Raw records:
--------------------------------------------------
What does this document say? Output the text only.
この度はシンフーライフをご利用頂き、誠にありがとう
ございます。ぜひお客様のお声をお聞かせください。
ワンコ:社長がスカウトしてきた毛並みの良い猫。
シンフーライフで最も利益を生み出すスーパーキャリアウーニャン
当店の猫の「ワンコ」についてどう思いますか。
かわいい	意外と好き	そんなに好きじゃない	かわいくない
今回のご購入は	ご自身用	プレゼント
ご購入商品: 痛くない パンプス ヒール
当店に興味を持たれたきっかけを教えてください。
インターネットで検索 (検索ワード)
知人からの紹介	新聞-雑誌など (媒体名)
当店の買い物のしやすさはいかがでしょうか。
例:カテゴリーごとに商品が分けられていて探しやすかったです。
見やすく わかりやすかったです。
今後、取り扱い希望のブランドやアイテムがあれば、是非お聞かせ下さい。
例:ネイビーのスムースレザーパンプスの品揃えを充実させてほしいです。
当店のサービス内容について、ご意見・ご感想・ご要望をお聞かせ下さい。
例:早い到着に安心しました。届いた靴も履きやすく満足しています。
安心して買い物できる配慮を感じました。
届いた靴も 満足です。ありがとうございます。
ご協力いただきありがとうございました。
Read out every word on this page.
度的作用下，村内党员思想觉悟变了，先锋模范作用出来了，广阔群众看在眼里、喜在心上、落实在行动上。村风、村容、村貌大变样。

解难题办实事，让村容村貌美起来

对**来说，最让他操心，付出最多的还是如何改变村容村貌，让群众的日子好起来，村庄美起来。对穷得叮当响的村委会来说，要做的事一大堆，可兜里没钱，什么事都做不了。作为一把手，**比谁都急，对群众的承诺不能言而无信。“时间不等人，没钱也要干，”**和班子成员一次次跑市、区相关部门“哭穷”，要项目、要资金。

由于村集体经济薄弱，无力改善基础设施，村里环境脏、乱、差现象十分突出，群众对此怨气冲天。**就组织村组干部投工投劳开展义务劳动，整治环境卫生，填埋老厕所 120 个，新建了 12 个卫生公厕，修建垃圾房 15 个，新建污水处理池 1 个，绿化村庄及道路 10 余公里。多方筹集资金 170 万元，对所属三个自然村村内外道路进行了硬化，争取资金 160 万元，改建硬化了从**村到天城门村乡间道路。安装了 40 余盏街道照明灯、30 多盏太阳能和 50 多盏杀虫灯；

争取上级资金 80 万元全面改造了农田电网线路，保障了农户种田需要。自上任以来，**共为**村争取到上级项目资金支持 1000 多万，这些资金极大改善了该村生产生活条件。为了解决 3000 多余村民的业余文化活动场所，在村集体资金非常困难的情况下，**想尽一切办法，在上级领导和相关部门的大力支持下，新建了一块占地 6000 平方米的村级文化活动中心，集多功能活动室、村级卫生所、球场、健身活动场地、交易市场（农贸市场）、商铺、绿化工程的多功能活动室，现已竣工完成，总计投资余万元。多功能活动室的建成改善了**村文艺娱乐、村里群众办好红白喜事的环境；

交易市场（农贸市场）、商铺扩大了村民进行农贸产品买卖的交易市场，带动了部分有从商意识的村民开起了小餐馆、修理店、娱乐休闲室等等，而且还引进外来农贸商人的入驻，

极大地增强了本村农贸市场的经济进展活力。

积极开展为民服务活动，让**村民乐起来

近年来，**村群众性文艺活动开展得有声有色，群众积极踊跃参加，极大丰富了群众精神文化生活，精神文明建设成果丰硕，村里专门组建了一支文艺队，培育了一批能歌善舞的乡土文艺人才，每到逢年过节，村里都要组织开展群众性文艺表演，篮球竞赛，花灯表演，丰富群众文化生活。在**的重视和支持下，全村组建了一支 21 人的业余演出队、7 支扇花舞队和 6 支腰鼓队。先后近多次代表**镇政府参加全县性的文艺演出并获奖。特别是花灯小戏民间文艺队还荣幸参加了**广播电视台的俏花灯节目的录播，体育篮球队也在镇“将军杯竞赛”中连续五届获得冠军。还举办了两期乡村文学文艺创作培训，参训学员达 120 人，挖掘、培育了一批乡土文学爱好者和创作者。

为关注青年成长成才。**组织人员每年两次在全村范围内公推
--------------------------------------------------
:: Problem to work on ::
Determine how many lines of this listing contain "交易市场", and give only the number.

:: Written solution ::
2